Extend the passage on Agarwood leaf compounds and burn wound healing, picking up after its final sentence.

__Text under study__:
- Opening Delimiter -
In burns treated with ALO-20 and ALO-30, scab formation was expedited, attributed to the compounds present in Agarwood leaves. The formed scab plays a crucial role in maintaining wound cleanliness and preventing microbial intrusion. This protective scab acts as a barrier, segregating the external and internal regions of the wound. Prompt scab formation accelerates the wound healing process, leading to a faster recovery (30). The compounds responsible for this effect include alkaloids, flavonoids, and triterpenoids. Alkaloids contribute to collagen fibril reinforcement by hindering cell damage through DNA synthesis. The maturation of collagen tissue in the wound area triggers hydroxyproline enzyme synthesis, and alkaloids act as potent astringents and antimicrobials, facilitating the re-epithelialization process in wounded tissue and increasing the weight of dry granulation tissue (22).
- Closing Delimiter -
__Data listing__:
- Opening Delimiter -
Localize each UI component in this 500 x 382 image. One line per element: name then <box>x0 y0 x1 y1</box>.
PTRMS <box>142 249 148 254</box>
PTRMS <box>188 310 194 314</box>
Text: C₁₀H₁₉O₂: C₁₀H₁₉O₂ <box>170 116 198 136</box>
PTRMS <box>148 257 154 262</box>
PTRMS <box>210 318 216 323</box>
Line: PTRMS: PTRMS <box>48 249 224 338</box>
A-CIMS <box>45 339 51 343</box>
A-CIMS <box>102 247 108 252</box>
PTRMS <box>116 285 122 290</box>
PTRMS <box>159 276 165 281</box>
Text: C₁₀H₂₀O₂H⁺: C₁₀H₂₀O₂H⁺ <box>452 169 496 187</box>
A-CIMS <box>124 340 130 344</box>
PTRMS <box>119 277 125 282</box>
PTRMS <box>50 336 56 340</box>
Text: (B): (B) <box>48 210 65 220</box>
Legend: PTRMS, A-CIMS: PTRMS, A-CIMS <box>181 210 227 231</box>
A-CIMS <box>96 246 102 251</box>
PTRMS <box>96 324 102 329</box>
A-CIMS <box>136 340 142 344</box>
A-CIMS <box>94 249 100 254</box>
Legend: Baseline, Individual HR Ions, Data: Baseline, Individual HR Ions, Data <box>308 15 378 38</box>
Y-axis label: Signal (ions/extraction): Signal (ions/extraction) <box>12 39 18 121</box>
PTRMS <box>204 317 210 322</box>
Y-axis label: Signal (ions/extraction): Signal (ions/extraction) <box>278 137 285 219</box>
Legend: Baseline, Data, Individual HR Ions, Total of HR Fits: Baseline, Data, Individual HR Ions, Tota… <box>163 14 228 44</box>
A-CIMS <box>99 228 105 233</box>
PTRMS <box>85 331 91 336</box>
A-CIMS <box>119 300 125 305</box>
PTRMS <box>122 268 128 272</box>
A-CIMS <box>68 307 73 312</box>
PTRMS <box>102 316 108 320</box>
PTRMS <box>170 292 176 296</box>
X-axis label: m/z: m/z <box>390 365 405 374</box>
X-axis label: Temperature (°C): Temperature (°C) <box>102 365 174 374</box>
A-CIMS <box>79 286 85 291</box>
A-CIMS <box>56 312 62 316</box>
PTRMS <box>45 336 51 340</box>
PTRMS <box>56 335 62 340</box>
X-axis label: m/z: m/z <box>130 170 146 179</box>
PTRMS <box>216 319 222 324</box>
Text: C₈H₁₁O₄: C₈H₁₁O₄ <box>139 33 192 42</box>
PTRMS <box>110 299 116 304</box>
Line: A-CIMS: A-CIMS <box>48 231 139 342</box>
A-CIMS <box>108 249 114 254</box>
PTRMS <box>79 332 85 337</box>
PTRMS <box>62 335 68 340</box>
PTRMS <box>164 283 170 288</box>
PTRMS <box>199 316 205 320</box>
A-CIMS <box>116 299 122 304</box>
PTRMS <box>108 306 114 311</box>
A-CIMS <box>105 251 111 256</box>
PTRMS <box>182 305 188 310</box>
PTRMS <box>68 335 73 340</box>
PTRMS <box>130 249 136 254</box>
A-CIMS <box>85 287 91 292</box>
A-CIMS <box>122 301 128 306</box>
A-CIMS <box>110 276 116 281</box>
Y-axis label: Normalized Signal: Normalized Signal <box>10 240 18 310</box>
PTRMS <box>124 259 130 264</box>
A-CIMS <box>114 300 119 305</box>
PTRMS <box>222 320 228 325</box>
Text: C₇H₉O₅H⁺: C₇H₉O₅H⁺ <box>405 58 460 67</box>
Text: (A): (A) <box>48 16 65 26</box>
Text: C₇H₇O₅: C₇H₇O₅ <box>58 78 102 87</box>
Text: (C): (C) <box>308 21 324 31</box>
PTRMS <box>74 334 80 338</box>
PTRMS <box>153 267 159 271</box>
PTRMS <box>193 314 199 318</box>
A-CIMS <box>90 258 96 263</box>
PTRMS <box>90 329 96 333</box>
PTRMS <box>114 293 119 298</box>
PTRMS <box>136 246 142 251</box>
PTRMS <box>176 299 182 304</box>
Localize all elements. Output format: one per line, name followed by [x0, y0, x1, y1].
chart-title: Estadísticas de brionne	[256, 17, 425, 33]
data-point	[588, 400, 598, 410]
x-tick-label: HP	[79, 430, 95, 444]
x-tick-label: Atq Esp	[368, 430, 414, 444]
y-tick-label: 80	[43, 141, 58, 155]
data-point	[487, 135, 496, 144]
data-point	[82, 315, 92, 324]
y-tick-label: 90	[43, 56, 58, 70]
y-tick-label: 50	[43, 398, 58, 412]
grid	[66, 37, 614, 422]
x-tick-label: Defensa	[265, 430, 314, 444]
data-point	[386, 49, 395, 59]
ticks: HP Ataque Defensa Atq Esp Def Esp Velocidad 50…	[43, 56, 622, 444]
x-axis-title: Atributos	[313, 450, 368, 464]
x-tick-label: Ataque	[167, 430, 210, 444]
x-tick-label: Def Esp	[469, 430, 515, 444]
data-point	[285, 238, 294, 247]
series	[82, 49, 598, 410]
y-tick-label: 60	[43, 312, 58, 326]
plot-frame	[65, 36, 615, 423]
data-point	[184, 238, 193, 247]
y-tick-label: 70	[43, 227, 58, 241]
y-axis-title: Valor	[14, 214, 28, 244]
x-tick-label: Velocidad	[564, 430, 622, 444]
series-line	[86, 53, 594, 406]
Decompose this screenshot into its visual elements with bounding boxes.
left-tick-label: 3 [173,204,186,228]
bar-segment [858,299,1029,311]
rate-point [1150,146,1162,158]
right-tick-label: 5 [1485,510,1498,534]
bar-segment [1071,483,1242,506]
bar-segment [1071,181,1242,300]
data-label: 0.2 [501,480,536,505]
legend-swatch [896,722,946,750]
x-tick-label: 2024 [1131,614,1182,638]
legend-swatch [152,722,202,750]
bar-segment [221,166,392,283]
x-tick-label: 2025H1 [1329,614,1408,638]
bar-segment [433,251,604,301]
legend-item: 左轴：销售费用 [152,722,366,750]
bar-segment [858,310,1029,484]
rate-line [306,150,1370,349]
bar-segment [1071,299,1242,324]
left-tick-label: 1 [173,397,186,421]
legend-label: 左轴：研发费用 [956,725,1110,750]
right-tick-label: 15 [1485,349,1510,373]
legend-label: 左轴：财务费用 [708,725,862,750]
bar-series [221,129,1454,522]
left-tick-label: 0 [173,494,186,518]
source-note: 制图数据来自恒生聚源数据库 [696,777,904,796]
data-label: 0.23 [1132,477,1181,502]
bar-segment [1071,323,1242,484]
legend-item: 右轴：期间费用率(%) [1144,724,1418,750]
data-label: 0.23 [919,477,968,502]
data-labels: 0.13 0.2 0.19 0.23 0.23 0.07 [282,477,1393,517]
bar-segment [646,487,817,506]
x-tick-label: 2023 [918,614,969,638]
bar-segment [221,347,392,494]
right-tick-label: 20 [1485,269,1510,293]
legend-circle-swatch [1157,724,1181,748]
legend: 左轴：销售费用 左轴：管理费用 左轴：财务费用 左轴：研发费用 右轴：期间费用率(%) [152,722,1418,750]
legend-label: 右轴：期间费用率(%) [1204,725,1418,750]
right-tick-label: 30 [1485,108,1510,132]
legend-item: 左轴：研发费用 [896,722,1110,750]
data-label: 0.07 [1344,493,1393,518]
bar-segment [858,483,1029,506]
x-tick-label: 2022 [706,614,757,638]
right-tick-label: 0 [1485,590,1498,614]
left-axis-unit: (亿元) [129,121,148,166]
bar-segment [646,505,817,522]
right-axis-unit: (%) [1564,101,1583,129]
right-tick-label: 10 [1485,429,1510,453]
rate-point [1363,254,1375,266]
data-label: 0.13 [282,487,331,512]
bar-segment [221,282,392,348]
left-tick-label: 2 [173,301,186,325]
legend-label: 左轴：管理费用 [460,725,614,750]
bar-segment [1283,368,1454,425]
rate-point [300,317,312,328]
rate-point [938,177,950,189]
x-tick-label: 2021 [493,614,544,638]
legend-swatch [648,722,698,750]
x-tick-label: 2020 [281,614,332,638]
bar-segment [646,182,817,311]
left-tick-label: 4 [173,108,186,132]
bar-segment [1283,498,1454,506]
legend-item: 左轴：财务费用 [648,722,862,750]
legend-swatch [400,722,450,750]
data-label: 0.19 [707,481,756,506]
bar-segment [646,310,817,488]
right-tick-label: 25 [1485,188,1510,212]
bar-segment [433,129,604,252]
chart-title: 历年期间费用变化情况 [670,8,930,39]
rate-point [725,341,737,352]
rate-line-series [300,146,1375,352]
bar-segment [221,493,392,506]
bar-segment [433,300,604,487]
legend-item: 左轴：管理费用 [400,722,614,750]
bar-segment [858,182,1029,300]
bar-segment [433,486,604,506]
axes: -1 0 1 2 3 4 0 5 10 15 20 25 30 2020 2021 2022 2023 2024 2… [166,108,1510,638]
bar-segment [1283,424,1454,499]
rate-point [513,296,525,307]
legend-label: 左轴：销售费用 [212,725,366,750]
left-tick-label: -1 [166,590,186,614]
- Closing Delimiter -
__Result of this exercise__:
Another identified metabolite in agarwood leaf extract is quercetin, exhibiting anti-inflammatory effects by inhibiting the cyclooxygenase (COX) enzyme, which is pivotal in the formation of prostaglandins as inflammatory mediators. Additionally, antibacterial activity hampers bacterial growth by impeding bacterial hydrolytic enzymes (31). Flavonoids, another crucial compound in agarwood, contribute to wound healing by diminishing inflammatory mediators NO and PGE2, enhancing collagen expression, activating Akt signaling pathways, modifying inflammatory cytokines and growth factors, and promoting keratinocyte differentiation and motility (11). Triterpenoids also exhibit wound healing properties, particularly anti-inflammatory activity demonstrated by inhibiting NO production by RAW264.7 (32).

Daily treatment administered to the injured rats' backs in this study resulted in a gradual reduction in wound diameter and scab formation. This prevented wound oxidation and safeguarded against bacterial and foreign object contamination, thereby expediting the wound healing process. The increased presence of fibroblasts in the wound site contributes to enhanced collagen production, resulting in thicker collagen and accelerated healing. The study indicates that agarwood leaf extract in F II ointment at a 30% concentration may positively influence burn healing. As such, this natural ingredient warrants further investigation, particularly in isolating its active components.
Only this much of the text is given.